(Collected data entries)
————

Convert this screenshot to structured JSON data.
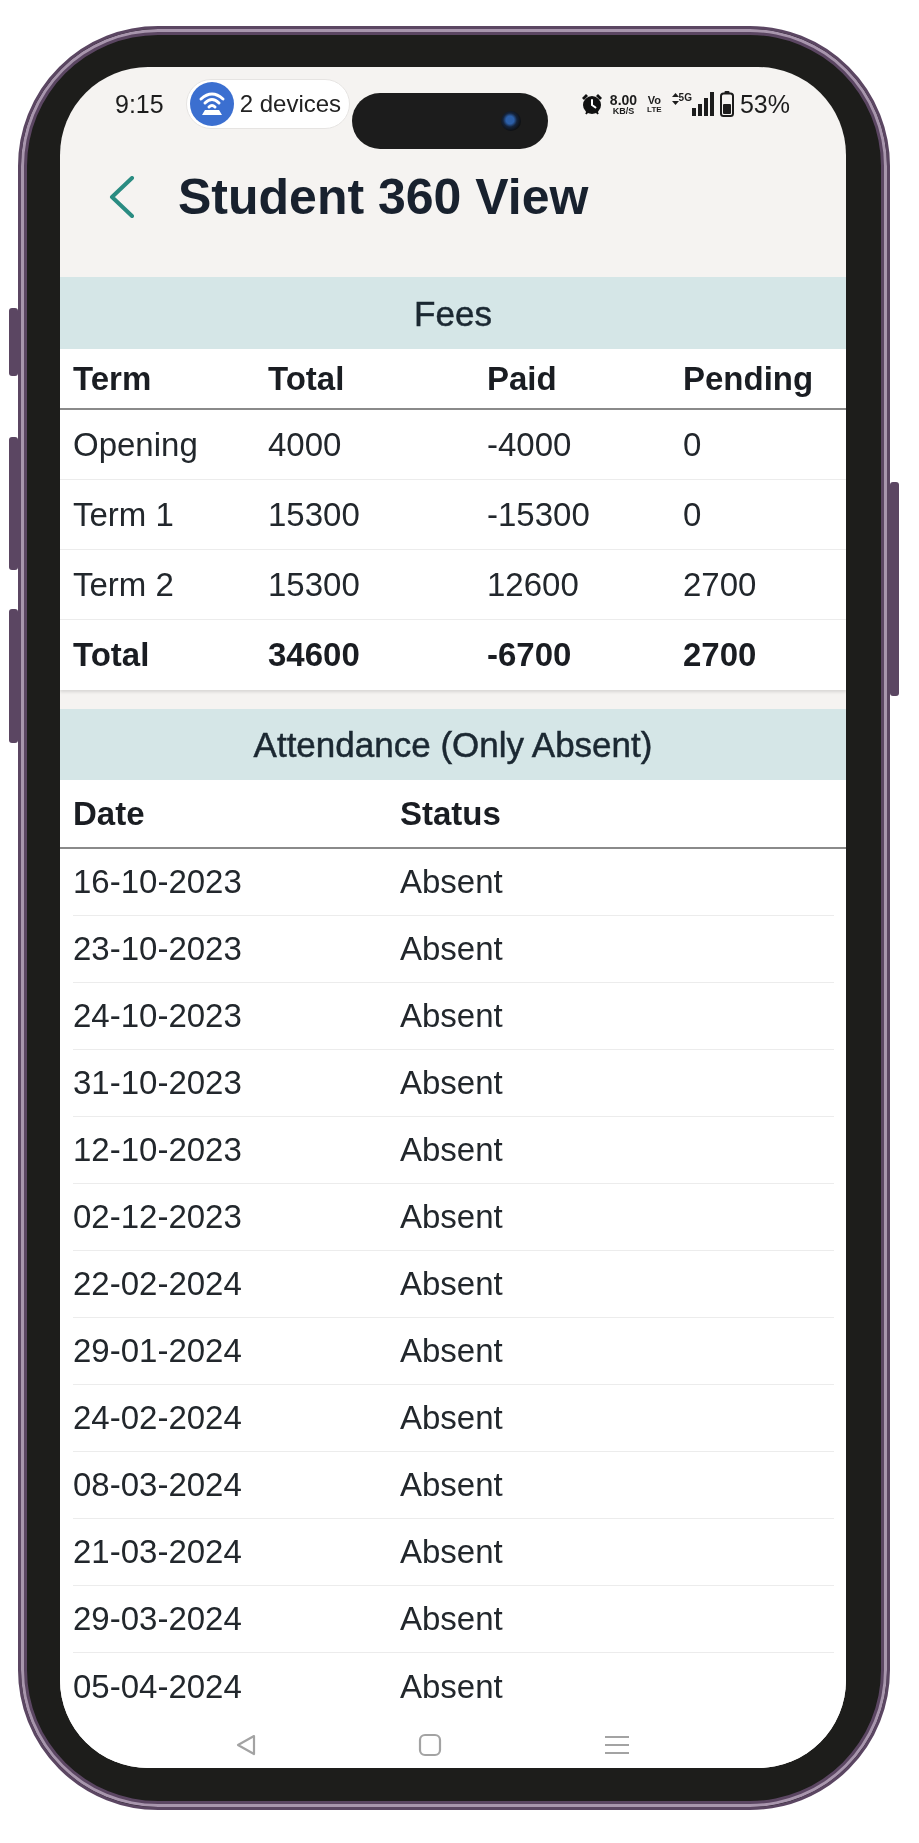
{
  "status_bar": {
    "time": "9:15",
    "hotspot": "2 devices",
    "speed_value": "8.00",
    "speed_unit": "KB/S",
    "volte_top": "Vo",
    "volte_bottom": "LTE",
    "network_type": "5G",
    "battery_percent": "53%"
  },
  "header": {
    "title": "Student 360 View"
  },
  "fees": {
    "title": "Fees",
    "columns": [
      "Term",
      "Total",
      "Paid",
      "Pending"
    ],
    "rows": [
      {
        "kind": "entry",
        "cells": [
          "Opening",
          "4000",
          "-4000",
          "0"
        ]
      },
      {
        "kind": "entry",
        "cells": [
          "Term 1",
          "15300",
          "-15300",
          "0"
        ]
      },
      {
        "kind": "entry",
        "cells": [
          "Term 2",
          "15300",
          "12600",
          "2700"
        ]
      },
      {
        "kind": "total",
        "cells": [
          "Total",
          "34600",
          "-6700",
          "2700"
        ]
      }
    ]
  },
  "attendance": {
    "title": "Attendance (Only Absent)",
    "columns": [
      "Date",
      "Status"
    ],
    "rows": [
      [
        "16-10-2023",
        "Absent"
      ],
      [
        "23-10-2023",
        "Absent"
      ],
      [
        "24-10-2023",
        "Absent"
      ],
      [
        "31-10-2023",
        "Absent"
      ],
      [
        "12-10-2023",
        "Absent"
      ],
      [
        "02-12-2023",
        "Absent"
      ],
      [
        "22-02-2024",
        "Absent"
      ],
      [
        "29-01-2024",
        "Absent"
      ],
      [
        "24-02-2024",
        "Absent"
      ],
      [
        "08-03-2024",
        "Absent"
      ],
      [
        "21-03-2024",
        "Absent"
      ],
      [
        "29-03-2024",
        "Absent"
      ],
      [
        "05-04-2024",
        "Absent"
      ]
    ]
  }
}
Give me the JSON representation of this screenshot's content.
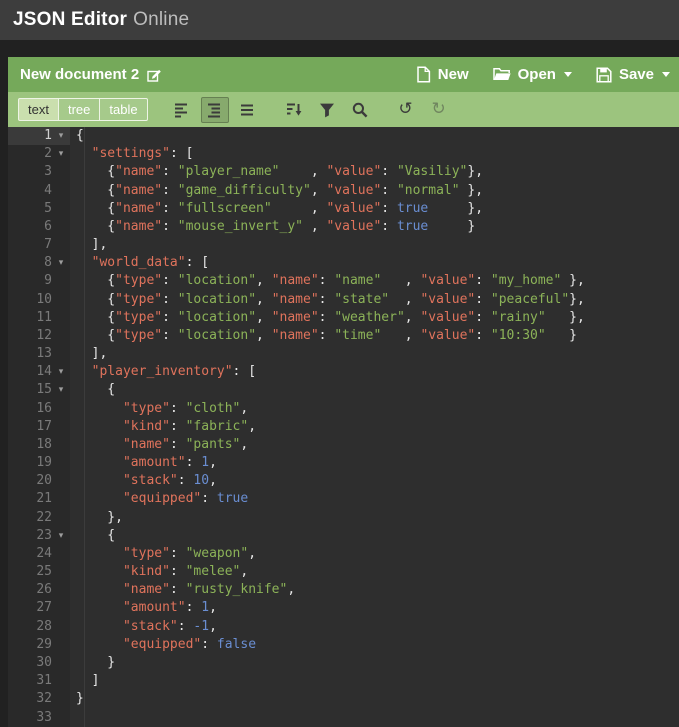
{
  "header": {
    "title_primary": "JSON Editor",
    "title_secondary": "Online"
  },
  "document_bar": {
    "document_name": "New document 2",
    "rename_icon": "edit-pencil-icon",
    "actions": [
      {
        "name": "new-document-button",
        "label": "New",
        "icon": "new-doc-icon",
        "dropdown": false
      },
      {
        "name": "open-button",
        "label": "Open",
        "icon": "folder-open-icon",
        "dropdown": true
      },
      {
        "name": "save-button",
        "label": "Save",
        "icon": "save-icon",
        "dropdown": true
      }
    ]
  },
  "menubar": {
    "modes": [
      {
        "name": "mode-text-button",
        "label": "text",
        "active": true
      },
      {
        "name": "mode-tree-button",
        "label": "tree",
        "active": false
      },
      {
        "name": "mode-table-button",
        "label": "table",
        "active": false
      }
    ],
    "tools": [
      {
        "name": "format-button",
        "icon": "align-left-icon",
        "group": 1,
        "state": "normal"
      },
      {
        "name": "compact-button",
        "icon": "indent-lines-icon",
        "group": 1,
        "state": "active"
      },
      {
        "name": "justify-button",
        "icon": "justify-lines-icon",
        "group": 1,
        "state": "normal"
      },
      {
        "name": "sort-button",
        "icon": "sort-icon",
        "group": 2,
        "state": "normal"
      },
      {
        "name": "transform-button",
        "icon": "filter-icon",
        "group": 2,
        "state": "normal"
      },
      {
        "name": "search-button",
        "icon": "search-icon",
        "group": 2,
        "state": "normal"
      },
      {
        "name": "undo-button",
        "icon": "undo-icon",
        "group": 3,
        "state": "normal"
      },
      {
        "name": "redo-button",
        "icon": "redo-icon",
        "group": 3,
        "state": "disabled"
      }
    ]
  },
  "theme": {
    "header_bg": "#3d3d3d",
    "page_bg": "#212121",
    "toolbar_green": "#75a95a",
    "menubar_green": "#9cc47e",
    "editor_bg": "#2e2e2e",
    "gutter_bg": "#292929",
    "line_number": "#7a7a7a",
    "syntax_key": "#e0735c",
    "syntax_string": "#8cb358",
    "syntax_number": "#6a8ed2",
    "syntax_punct": "#e8e8e8"
  },
  "editor": {
    "lines": [
      {
        "n": 1,
        "fold": true,
        "active": true,
        "t": [
          [
            "p",
            "{"
          ]
        ]
      },
      {
        "n": 2,
        "fold": true,
        "t": [
          [
            "p",
            "  "
          ],
          [
            "k",
            "\"settings\""
          ],
          [
            "p",
            ": ["
          ]
        ]
      },
      {
        "n": 3,
        "t": [
          [
            "p",
            "    {"
          ],
          [
            "k",
            "\"name\""
          ],
          [
            "p",
            ": "
          ],
          [
            "s",
            "\"player_name\""
          ],
          [
            "p",
            "    , "
          ],
          [
            "k",
            "\"value\""
          ],
          [
            "p",
            ": "
          ],
          [
            "s",
            "\"Vasiliy\""
          ],
          [
            "p",
            "},"
          ]
        ]
      },
      {
        "n": 4,
        "t": [
          [
            "p",
            "    {"
          ],
          [
            "k",
            "\"name\""
          ],
          [
            "p",
            ": "
          ],
          [
            "s",
            "\"game_difficulty\""
          ],
          [
            "p",
            ", "
          ],
          [
            "k",
            "\"value\""
          ],
          [
            "p",
            ": "
          ],
          [
            "s",
            "\"normal\""
          ],
          [
            "p",
            " },"
          ]
        ]
      },
      {
        "n": 5,
        "t": [
          [
            "p",
            "    {"
          ],
          [
            "k",
            "\"name\""
          ],
          [
            "p",
            ": "
          ],
          [
            "s",
            "\"fullscreen\""
          ],
          [
            "p",
            "     , "
          ],
          [
            "k",
            "\"value\""
          ],
          [
            "p",
            ": "
          ],
          [
            "b",
            "true"
          ],
          [
            "p",
            "     },"
          ]
        ]
      },
      {
        "n": 6,
        "t": [
          [
            "p",
            "    {"
          ],
          [
            "k",
            "\"name\""
          ],
          [
            "p",
            ": "
          ],
          [
            "s",
            "\"mouse_invert_y\""
          ],
          [
            "p",
            " , "
          ],
          [
            "k",
            "\"value\""
          ],
          [
            "p",
            ": "
          ],
          [
            "b",
            "true"
          ],
          [
            "p",
            "     }"
          ]
        ]
      },
      {
        "n": 7,
        "t": [
          [
            "p",
            "  ],"
          ]
        ]
      },
      {
        "n": 8,
        "fold": true,
        "t": [
          [
            "p",
            "  "
          ],
          [
            "k",
            "\"world_data\""
          ],
          [
            "p",
            ": ["
          ]
        ]
      },
      {
        "n": 9,
        "t": [
          [
            "p",
            "    {"
          ],
          [
            "k",
            "\"type\""
          ],
          [
            "p",
            ": "
          ],
          [
            "s",
            "\"location\""
          ],
          [
            "p",
            ", "
          ],
          [
            "k",
            "\"name\""
          ],
          [
            "p",
            ": "
          ],
          [
            "s",
            "\"name\""
          ],
          [
            "p",
            "   , "
          ],
          [
            "k",
            "\"value\""
          ],
          [
            "p",
            ": "
          ],
          [
            "s",
            "\"my_home\""
          ],
          [
            "p",
            " },"
          ]
        ]
      },
      {
        "n": 10,
        "t": [
          [
            "p",
            "    {"
          ],
          [
            "k",
            "\"type\""
          ],
          [
            "p",
            ": "
          ],
          [
            "s",
            "\"location\""
          ],
          [
            "p",
            ", "
          ],
          [
            "k",
            "\"name\""
          ],
          [
            "p",
            ": "
          ],
          [
            "s",
            "\"state\""
          ],
          [
            "p",
            "  , "
          ],
          [
            "k",
            "\"value\""
          ],
          [
            "p",
            ": "
          ],
          [
            "s",
            "\"peaceful\""
          ],
          [
            "p",
            "},"
          ]
        ]
      },
      {
        "n": 11,
        "t": [
          [
            "p",
            "    {"
          ],
          [
            "k",
            "\"type\""
          ],
          [
            "p",
            ": "
          ],
          [
            "s",
            "\"location\""
          ],
          [
            "p",
            ", "
          ],
          [
            "k",
            "\"name\""
          ],
          [
            "p",
            ": "
          ],
          [
            "s",
            "\"weather\""
          ],
          [
            "p",
            ", "
          ],
          [
            "k",
            "\"value\""
          ],
          [
            "p",
            ": "
          ],
          [
            "s",
            "\"rainy\""
          ],
          [
            "p",
            "   },"
          ]
        ]
      },
      {
        "n": 12,
        "t": [
          [
            "p",
            "    {"
          ],
          [
            "k",
            "\"type\""
          ],
          [
            "p",
            ": "
          ],
          [
            "s",
            "\"location\""
          ],
          [
            "p",
            ", "
          ],
          [
            "k",
            "\"name\""
          ],
          [
            "p",
            ": "
          ],
          [
            "s",
            "\"time\""
          ],
          [
            "p",
            "   , "
          ],
          [
            "k",
            "\"value\""
          ],
          [
            "p",
            ": "
          ],
          [
            "s",
            "\"10:30\""
          ],
          [
            "p",
            "   }"
          ]
        ]
      },
      {
        "n": 13,
        "t": [
          [
            "p",
            "  ],"
          ]
        ]
      },
      {
        "n": 14,
        "fold": true,
        "t": [
          [
            "p",
            "  "
          ],
          [
            "k",
            "\"player_inventory\""
          ],
          [
            "p",
            ": ["
          ]
        ]
      },
      {
        "n": 15,
        "fold": true,
        "t": [
          [
            "p",
            "    {"
          ]
        ]
      },
      {
        "n": 16,
        "t": [
          [
            "p",
            "      "
          ],
          [
            "k",
            "\"type\""
          ],
          [
            "p",
            ": "
          ],
          [
            "s",
            "\"cloth\""
          ],
          [
            "p",
            ","
          ]
        ]
      },
      {
        "n": 17,
        "t": [
          [
            "p",
            "      "
          ],
          [
            "k",
            "\"kind\""
          ],
          [
            "p",
            ": "
          ],
          [
            "s",
            "\"fabric\""
          ],
          [
            "p",
            ","
          ]
        ]
      },
      {
        "n": 18,
        "t": [
          [
            "p",
            "      "
          ],
          [
            "k",
            "\"name\""
          ],
          [
            "p",
            ": "
          ],
          [
            "s",
            "\"pants\""
          ],
          [
            "p",
            ","
          ]
        ]
      },
      {
        "n": 19,
        "t": [
          [
            "p",
            "      "
          ],
          [
            "k",
            "\"amount\""
          ],
          [
            "p",
            ": "
          ],
          [
            "b",
            "1"
          ],
          [
            "p",
            ","
          ]
        ]
      },
      {
        "n": 20,
        "t": [
          [
            "p",
            "      "
          ],
          [
            "k",
            "\"stack\""
          ],
          [
            "p",
            ": "
          ],
          [
            "b",
            "10"
          ],
          [
            "p",
            ","
          ]
        ]
      },
      {
        "n": 21,
        "t": [
          [
            "p",
            "      "
          ],
          [
            "k",
            "\"equipped\""
          ],
          [
            "p",
            ": "
          ],
          [
            "b",
            "true"
          ]
        ]
      },
      {
        "n": 22,
        "t": [
          [
            "p",
            "    },"
          ]
        ]
      },
      {
        "n": 23,
        "fold": true,
        "t": [
          [
            "p",
            "    {"
          ]
        ]
      },
      {
        "n": 24,
        "t": [
          [
            "p",
            "      "
          ],
          [
            "k",
            "\"type\""
          ],
          [
            "p",
            ": "
          ],
          [
            "s",
            "\"weapon\""
          ],
          [
            "p",
            ","
          ]
        ]
      },
      {
        "n": 25,
        "t": [
          [
            "p",
            "      "
          ],
          [
            "k",
            "\"kind\""
          ],
          [
            "p",
            ": "
          ],
          [
            "s",
            "\"melee\""
          ],
          [
            "p",
            ","
          ]
        ]
      },
      {
        "n": 26,
        "t": [
          [
            "p",
            "      "
          ],
          [
            "k",
            "\"name\""
          ],
          [
            "p",
            ": "
          ],
          [
            "s",
            "\"rusty_knife\""
          ],
          [
            "p",
            ","
          ]
        ]
      },
      {
        "n": 27,
        "t": [
          [
            "p",
            "      "
          ],
          [
            "k",
            "\"amount\""
          ],
          [
            "p",
            ": "
          ],
          [
            "b",
            "1"
          ],
          [
            "p",
            ","
          ]
        ]
      },
      {
        "n": 28,
        "t": [
          [
            "p",
            "      "
          ],
          [
            "k",
            "\"stack\""
          ],
          [
            "p",
            ": "
          ],
          [
            "b",
            "-1"
          ],
          [
            "p",
            ","
          ]
        ]
      },
      {
        "n": 29,
        "t": [
          [
            "p",
            "      "
          ],
          [
            "k",
            "\"equipped\""
          ],
          [
            "p",
            ": "
          ],
          [
            "b",
            "false"
          ]
        ]
      },
      {
        "n": 30,
        "t": [
          [
            "p",
            "    }"
          ]
        ]
      },
      {
        "n": 31,
        "t": [
          [
            "p",
            "  ]"
          ]
        ]
      },
      {
        "n": 32,
        "t": [
          [
            "p",
            "}"
          ]
        ]
      },
      {
        "n": 33,
        "t": []
      }
    ]
  }
}
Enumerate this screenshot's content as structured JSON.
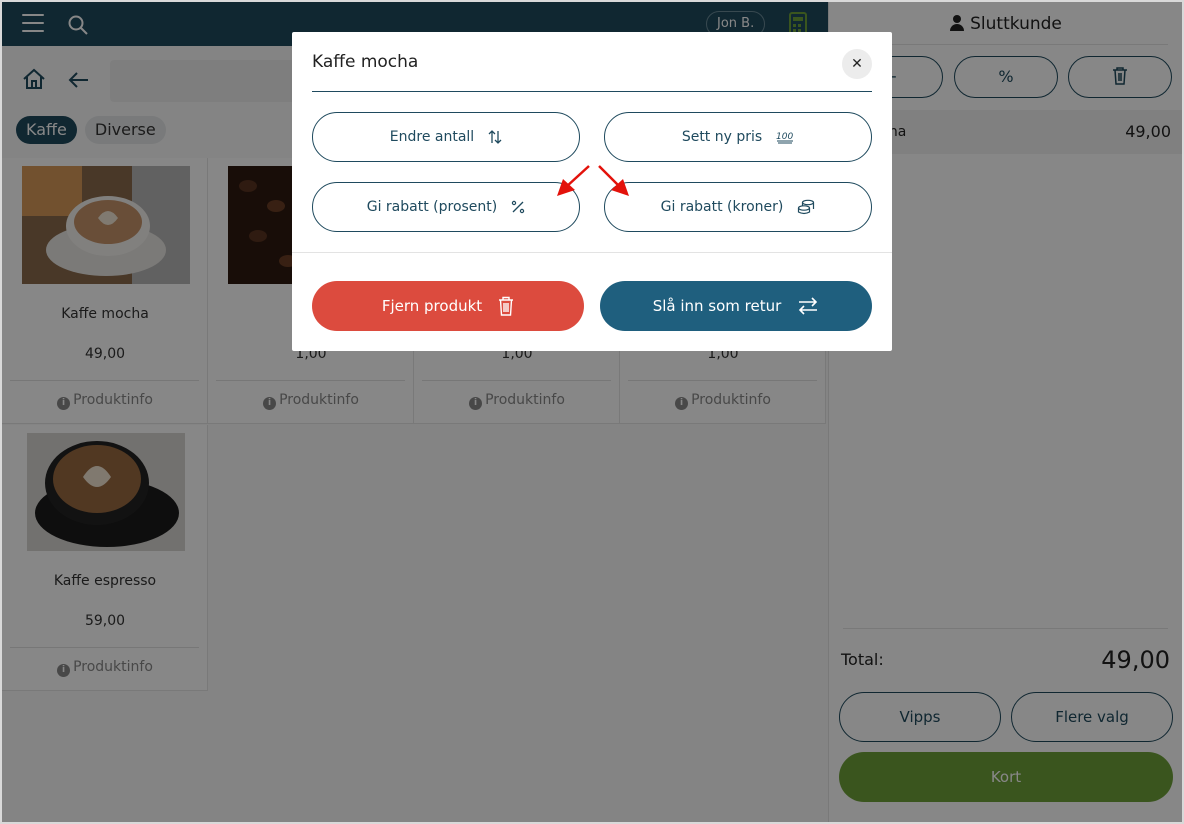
{
  "topbar": {
    "user": "Jon B."
  },
  "categories": [
    "Kaffe",
    "Diverse"
  ],
  "products": [
    {
      "name": "Kaffe mocha",
      "price": "49,00",
      "info": "Produktinfo"
    },
    {
      "name": "",
      "price": "1,00",
      "info": "Produktinfo"
    },
    {
      "name": "",
      "price": "1,00",
      "info": "Produktinfo"
    },
    {
      "name": "",
      "price": "1,00",
      "info": "Produktinfo"
    },
    {
      "name": "Kaffe espresso",
      "price": "59,00",
      "info": "Produktinfo"
    }
  ],
  "cart": {
    "customer": "Sluttkunde",
    "item": {
      "name": "fe mocha",
      "price": "49,00"
    },
    "total_label": "Total:",
    "total_value": "49,00",
    "vipps": "Vipps",
    "more": "Flere valg",
    "kort": "Kort"
  },
  "modal": {
    "title": "Kaffe mocha",
    "options": {
      "change_qty": "Endre antall",
      "new_price": "Sett ny pris",
      "discount_percent": "Gi rabatt (prosent)",
      "discount_kroner": "Gi rabatt (kroner)"
    },
    "remove": "Fjern produkt",
    "return": "Slå inn som retur"
  },
  "colors": {
    "primary": "#1f4a5e",
    "accent_green": "#6fa03a",
    "danger": "#dc4b3e",
    "annotation": "#e3120b"
  }
}
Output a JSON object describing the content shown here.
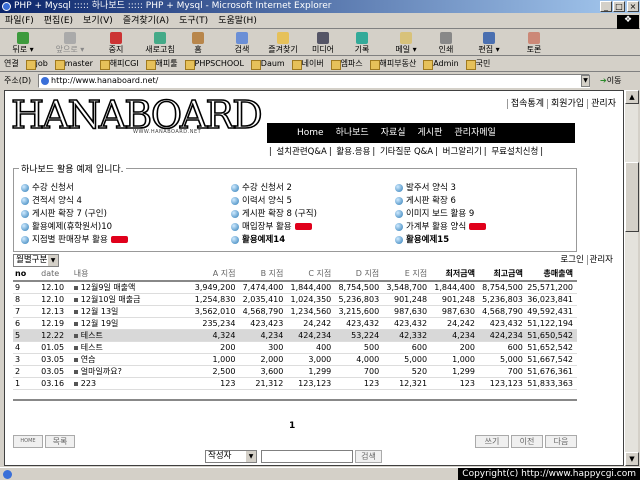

————

EXERCISE DETAILS -> Only the lines from the one that contains "Enumerate this screenshot's" to the end of the records, inclusive, are to be quoted exactly, with pictures excluded.

ANSWER BELOW ->
Enumerate this screenshot's content as structured JSON.
{
  "topbar": {
    "user": "Jon B."
  },
  "categories": [
    "Kaffe",
    "Diverse"
  ],
  "products": [
    {
      "name": "Kaffe mocha",
      "price": "49,00",
      "info": "Produktinfo"
    },
    {
      "name": "",
      "price": "1,00",
      "info": "Produktinfo"
    },
    {
      "name": "",
      "price": "1,00",
      "info": "Produktinfo"
    },
    {
      "name": "",
      "price": "1,00",
      "info": "Produktinfo"
    },
    {
      "name": "Kaffe espresso",
      "price": "59,00",
      "info": "Produktinfo"
    }
  ],
  "cart": {
    "customer": "Sluttkunde",
    "item": {
      "name": "fe mocha",
      "price": "49,00"
    },
    "total_label": "Total:",
    "total_value": "49,00",
    "vipps": "Vipps",
    "more": "Flere valg",
    "kort": "Kort"
  },
  "modal": {
    "title": "Kaffe mocha",
    "options": {
      "change_qty": "Endre antall",
      "new_price": "Sett ny pris",
      "discount_percent": "Gi rabatt (prosent)",
      "discount_kroner": "Gi rabatt (kroner)"
    },
    "remove": "Fjern produkt",
    "return": "Slå inn som retur"
  },
  "colors": {
    "primary": "#1f4a5e",
    "accent_green": "#6fa03a",
    "danger": "#dc4b3e",
    "annotation": "#e3120b"
  }
}
Output a JSON object describing the content shown here.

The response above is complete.